Problem statement:
Each record below should appear again exactly as written.
## START Provided material
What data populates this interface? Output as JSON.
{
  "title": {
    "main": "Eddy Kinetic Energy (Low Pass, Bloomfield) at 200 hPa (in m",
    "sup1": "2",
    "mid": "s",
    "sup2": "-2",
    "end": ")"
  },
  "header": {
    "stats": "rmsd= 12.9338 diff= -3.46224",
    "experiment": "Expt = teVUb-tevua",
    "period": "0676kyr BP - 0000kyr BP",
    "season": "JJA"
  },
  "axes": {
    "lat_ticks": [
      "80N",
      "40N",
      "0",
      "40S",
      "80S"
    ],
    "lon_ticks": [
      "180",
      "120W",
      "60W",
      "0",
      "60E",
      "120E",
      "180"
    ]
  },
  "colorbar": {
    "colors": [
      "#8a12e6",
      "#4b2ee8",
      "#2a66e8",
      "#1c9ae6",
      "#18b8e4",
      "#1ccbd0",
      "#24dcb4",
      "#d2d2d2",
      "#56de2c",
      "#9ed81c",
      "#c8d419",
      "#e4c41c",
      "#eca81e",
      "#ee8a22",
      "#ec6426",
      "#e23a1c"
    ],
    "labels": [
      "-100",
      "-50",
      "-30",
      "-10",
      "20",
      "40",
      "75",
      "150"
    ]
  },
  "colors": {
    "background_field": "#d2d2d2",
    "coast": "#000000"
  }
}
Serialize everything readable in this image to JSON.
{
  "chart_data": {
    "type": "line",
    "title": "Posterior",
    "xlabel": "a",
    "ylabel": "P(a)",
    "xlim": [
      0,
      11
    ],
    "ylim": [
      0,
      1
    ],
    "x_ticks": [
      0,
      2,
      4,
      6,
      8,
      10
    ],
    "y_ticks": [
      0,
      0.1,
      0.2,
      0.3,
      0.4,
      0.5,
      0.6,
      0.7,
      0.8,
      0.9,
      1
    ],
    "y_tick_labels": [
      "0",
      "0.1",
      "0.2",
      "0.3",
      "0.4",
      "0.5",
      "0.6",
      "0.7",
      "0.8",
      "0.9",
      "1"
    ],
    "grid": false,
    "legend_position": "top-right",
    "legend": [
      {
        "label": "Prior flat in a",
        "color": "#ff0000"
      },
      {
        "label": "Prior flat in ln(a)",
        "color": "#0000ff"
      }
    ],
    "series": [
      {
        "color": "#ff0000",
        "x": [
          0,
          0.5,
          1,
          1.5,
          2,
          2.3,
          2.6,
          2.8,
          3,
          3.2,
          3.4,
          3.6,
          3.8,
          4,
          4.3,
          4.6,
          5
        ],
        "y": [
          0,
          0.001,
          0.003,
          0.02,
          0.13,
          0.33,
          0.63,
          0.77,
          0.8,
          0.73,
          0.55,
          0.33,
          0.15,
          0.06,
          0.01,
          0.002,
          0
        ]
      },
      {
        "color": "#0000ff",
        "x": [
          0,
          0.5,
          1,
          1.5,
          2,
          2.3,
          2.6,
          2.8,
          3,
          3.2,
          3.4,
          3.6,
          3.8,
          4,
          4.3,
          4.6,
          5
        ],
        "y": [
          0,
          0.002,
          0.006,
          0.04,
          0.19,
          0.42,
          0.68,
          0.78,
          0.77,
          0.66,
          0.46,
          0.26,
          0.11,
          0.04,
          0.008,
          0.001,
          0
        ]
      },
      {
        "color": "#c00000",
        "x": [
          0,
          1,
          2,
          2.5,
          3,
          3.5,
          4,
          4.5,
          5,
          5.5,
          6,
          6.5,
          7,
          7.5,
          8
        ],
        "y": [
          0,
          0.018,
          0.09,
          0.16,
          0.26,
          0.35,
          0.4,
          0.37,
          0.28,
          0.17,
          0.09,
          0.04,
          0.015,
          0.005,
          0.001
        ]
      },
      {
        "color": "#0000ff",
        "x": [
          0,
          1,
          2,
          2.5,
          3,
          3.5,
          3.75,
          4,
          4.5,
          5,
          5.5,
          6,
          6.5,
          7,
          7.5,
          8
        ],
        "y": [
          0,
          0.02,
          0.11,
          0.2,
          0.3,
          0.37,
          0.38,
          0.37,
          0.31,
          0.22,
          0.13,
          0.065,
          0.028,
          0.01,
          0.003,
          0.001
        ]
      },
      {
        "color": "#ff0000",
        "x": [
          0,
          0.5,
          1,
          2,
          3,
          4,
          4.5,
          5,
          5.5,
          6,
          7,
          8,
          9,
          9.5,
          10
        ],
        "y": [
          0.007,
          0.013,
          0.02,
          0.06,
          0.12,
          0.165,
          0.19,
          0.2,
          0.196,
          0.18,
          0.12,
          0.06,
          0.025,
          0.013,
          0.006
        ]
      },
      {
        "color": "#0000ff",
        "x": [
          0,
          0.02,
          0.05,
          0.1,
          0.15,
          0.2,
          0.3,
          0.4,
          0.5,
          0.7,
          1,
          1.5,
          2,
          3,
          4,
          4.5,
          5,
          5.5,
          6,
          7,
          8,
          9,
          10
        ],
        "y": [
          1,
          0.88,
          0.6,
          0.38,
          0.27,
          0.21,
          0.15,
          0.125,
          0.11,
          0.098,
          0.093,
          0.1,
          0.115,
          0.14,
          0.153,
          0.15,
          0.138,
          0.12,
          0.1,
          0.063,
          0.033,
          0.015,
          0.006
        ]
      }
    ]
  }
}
## END Provided material
Solution for this exercise:
What data populates this interface? Output as JSON.
{
  "title": {
    "main": "Eddy Kinetic Energy (Low Pass, Bloomfield) at 200 hPa (in m",
    "sup1": "2",
    "mid": "s",
    "sup2": "-2",
    "end": ")"
  },
  "header": {
    "stats": "rmsd= 12.9338 diff= -3.46224",
    "experiment": "Expt = teVUb-tevua",
    "period": "0676kyr BP - 0000kyr BP",
    "season": "JJA"
  },
  "axes": {
    "lat_ticks": [
      "80N",
      "40N",
      "0",
      "40S",
      "80S"
    ],
    "lon_ticks": [
      "180",
      "120W",
      "60W",
      "0",
      "60E",
      "120E",
      "180"
    ]
  },
  "colorbar": {
    "colors": [
      "#8a12e6",
      "#4b2ee8",
      "#2a66e8",
      "#1c9ae6",
      "#18b8e4",
      "#1ccbd0",
      "#24dcb4",
      "#d2d2d2",
      "#56de2c",
      "#9ed81c",
      "#c8d419",
      "#e4c41c",
      "#eca81e",
      "#ee8a22",
      "#ec6426",
      "#e23a1c"
    ],
    "labels": [
      "-100",
      "-50",
      "-30",
      "-10",
      "20",
      "40",
      "75",
      "150"
    ]
  },
  "colors": {
    "background_field": "#d2d2d2",
    "coast": "#000000"
  }
}
Serialize everything readable in this image to JSON.
{
  "chart_data": {
    "type": "line",
    "title": "Posterior",
    "xlabel": "a",
    "ylabel": "P(a)",
    "xlim": [
      0,
      11
    ],
    "ylim": [
      0,
      1
    ],
    "x_ticks": [
      0,
      2,
      4,
      6,
      8,
      10
    ],
    "y_ticks": [
      0,
      0.1,
      0.2,
      0.3,
      0.4,
      0.5,
      0.6,
      0.7,
      0.8,
      0.9,
      1
    ],
    "y_tick_labels": [
      "0",
      "0.1",
      "0.2",
      "0.3",
      "0.4",
      "0.5",
      "0.6",
      "0.7",
      "0.8",
      "0.9",
      "1"
    ],
    "grid": false,
    "legend_position": "top-right",
    "legend": [
      {
        "label": "Prior flat in a",
        "color": "#ff0000"
      },
      {
        "label": "Prior flat in ln(a)",
        "color": "#0000ff"
      }
    ],
    "series": [
      {
        "color": "#ff0000",
        "x": [
          0,
          0.5,
          1,
          1.5,
          2,
          2.3,
          2.6,
          2.8,
          3,
          3.2,
          3.4,
          3.6,
          3.8,
          4,
          4.3,
          4.6,
          5
        ],
        "y": [
          0,
          0.001,
          0.003,
          0.02,
          0.13,
          0.33,
          0.63,
          0.77,
          0.8,
          0.73,
          0.55,
          0.33,
          0.15,
          0.06,
          0.01,
          0.002,
          0
        ]
      },
      {
        "color": "#0000ff",
        "x": [
          0,
          0.5,
          1,
          1.5,
          2,
          2.3,
          2.6,
          2.8,
          3,
          3.2,
          3.4,
          3.6,
          3.8,
          4,
          4.3,
          4.6,
          5
        ],
        "y": [
          0,
          0.002,
          0.006,
          0.04,
          0.19,
          0.42,
          0.68,
          0.78,
          0.77,
          0.66,
          0.46,
          0.26,
          0.11,
          0.04,
          0.008,
          0.001,
          0
        ]
      },
      {
        "color": "#c00000",
        "x": [
          0,
          1,
          2,
          2.5,
          3,
          3.5,
          4,
          4.5,
          5,
          5.5,
          6,
          6.5,
          7,
          7.5,
          8
        ],
        "y": [
          0,
          0.018,
          0.09,
          0.16,
          0.26,
          0.35,
          0.4,
          0.37,
          0.28,
          0.17,
          0.09,
          0.04,
          0.015,
          0.005,
          0.001
        ]
      },
      {
        "color": "#0000ff",
        "x": [
          0,
          1,
          2,
          2.5,
          3,
          3.5,
          3.75,
          4,
          4.5,
          5,
          5.5,
          6,
          6.5,
          7,
          7.5,
          8
        ],
        "y": [
          0,
          0.02,
          0.11,
          0.2,
          0.3,
          0.37,
          0.38,
          0.37,
          0.31,
          0.22,
          0.13,
          0.065,
          0.028,
          0.01,
          0.003,
          0.001
        ]
      },
      {
        "color": "#ff0000",
        "x": [
          0,
          0.5,
          1,
          2,
          3,
          4,
          4.5,
          5,
          5.5,
          6,
          7,
          8,
          9,
          9.5,
          10
        ],
        "y": [
          0.007,
          0.013,
          0.02,
          0.06,
          0.12,
          0.165,
          0.19,
          0.2,
          0.196,
          0.18,
          0.12,
          0.06,
          0.025,
          0.013,
          0.006
        ]
      },
      {
        "color": "#0000ff",
        "x": [
          0,
          0.02,
          0.05,
          0.1,
          0.15,
          0.2,
          0.3,
          0.4,
          0.5,
          0.7,
          1,
          1.5,
          2,
          3,
          4,
          4.5,
          5,
          5.5,
          6,
          7,
          8,
          9,
          10
        ],
        "y": [
          1,
          0.88,
          0.6,
          0.38,
          0.27,
          0.21,
          0.15,
          0.125,
          0.11,
          0.098,
          0.093,
          0.1,
          0.115,
          0.14,
          0.153,
          0.15,
          0.138,
          0.12,
          0.1,
          0.063,
          0.033,
          0.015,
          0.006
        ]
      }
    ]
  }
}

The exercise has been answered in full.